# [What is required]
Find the string "JSON" in the records. Copy every line it appears in.

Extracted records
------------------------------------------------------------------------

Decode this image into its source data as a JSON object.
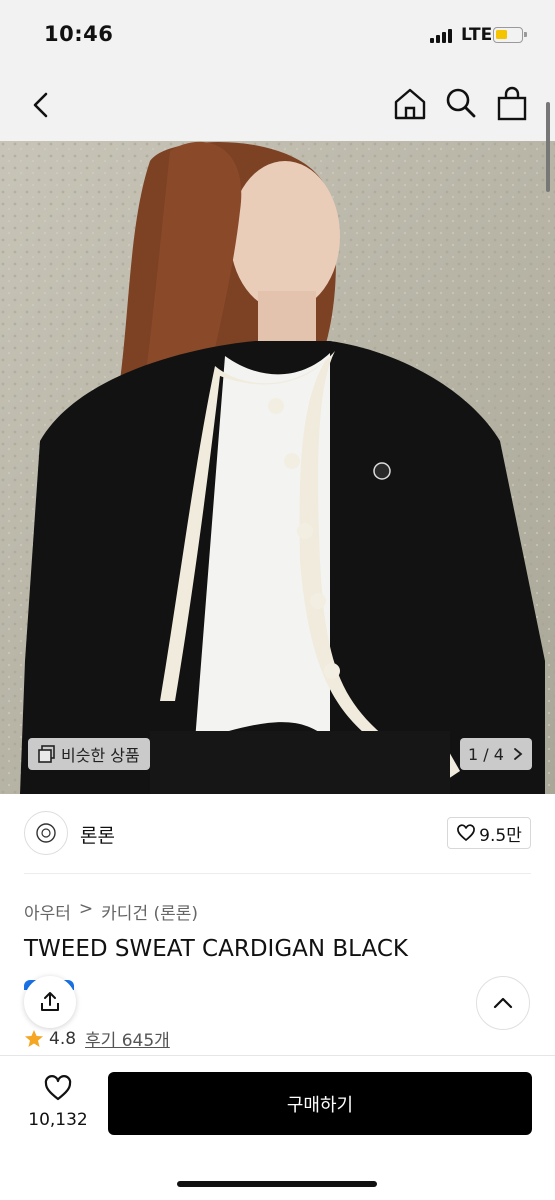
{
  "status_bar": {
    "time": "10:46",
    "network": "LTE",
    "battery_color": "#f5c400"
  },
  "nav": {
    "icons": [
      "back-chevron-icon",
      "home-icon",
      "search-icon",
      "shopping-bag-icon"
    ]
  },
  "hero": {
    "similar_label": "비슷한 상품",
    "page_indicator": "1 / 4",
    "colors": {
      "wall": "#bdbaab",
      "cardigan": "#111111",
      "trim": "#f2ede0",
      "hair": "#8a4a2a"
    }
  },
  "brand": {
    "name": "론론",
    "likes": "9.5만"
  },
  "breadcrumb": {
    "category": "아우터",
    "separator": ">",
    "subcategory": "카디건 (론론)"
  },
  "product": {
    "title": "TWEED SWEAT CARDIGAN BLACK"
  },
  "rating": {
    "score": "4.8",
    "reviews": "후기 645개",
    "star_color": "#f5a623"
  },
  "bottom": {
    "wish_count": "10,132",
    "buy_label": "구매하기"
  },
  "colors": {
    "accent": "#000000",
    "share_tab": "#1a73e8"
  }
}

------------------------------------------------------------------------

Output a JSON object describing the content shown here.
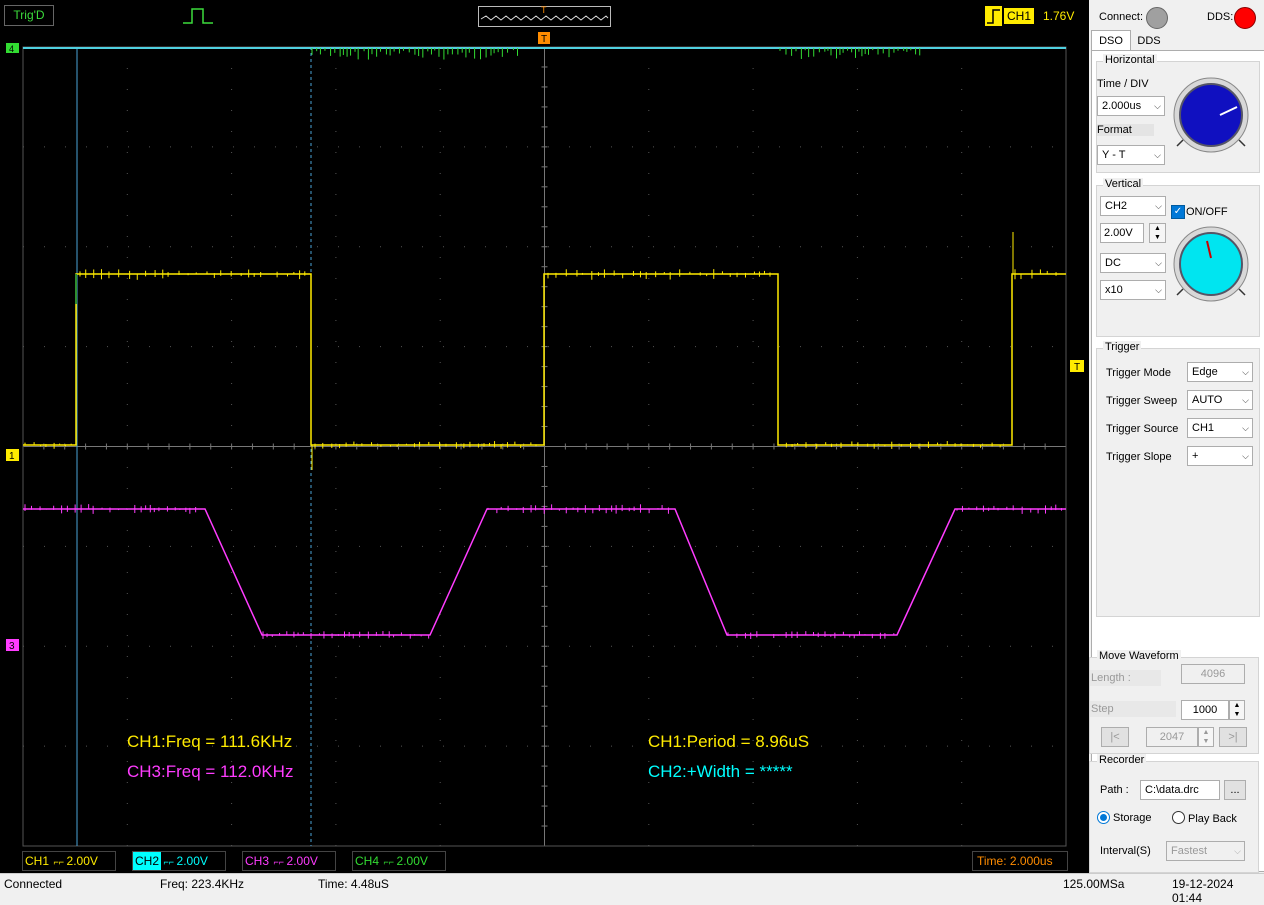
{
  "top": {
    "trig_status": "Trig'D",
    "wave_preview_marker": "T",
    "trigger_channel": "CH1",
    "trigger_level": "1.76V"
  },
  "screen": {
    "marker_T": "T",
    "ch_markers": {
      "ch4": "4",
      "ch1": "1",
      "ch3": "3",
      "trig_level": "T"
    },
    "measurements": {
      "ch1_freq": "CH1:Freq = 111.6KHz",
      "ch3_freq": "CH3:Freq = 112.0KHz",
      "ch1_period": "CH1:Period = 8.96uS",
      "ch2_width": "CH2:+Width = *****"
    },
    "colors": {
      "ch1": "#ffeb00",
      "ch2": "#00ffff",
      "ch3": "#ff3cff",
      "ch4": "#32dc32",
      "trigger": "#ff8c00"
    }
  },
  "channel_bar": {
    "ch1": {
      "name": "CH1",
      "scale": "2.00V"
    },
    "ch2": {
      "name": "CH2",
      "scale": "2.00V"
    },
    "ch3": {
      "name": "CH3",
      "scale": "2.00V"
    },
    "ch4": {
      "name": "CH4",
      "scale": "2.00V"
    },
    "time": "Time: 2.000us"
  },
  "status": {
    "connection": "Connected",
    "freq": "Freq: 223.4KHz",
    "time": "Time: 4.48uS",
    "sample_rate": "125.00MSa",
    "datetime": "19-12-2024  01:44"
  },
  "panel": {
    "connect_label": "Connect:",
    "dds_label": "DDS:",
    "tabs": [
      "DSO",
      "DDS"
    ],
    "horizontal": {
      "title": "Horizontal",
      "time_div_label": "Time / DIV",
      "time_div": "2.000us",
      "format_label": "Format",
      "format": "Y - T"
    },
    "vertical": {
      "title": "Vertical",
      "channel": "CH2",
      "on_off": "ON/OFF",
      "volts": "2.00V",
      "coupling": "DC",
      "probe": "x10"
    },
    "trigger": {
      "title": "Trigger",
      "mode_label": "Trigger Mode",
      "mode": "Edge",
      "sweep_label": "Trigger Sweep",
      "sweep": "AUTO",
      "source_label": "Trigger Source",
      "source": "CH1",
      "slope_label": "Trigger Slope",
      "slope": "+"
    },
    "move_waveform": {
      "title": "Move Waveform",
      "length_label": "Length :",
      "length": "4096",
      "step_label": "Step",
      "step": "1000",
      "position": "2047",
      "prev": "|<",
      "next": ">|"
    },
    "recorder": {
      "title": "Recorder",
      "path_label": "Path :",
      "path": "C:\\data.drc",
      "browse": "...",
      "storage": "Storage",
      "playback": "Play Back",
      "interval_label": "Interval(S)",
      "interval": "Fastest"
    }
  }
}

------------------------------------------------------------------------

# [Response to this task]
Decode this image into its source data as a JSON object.
Output a JSON object describing the content shown here.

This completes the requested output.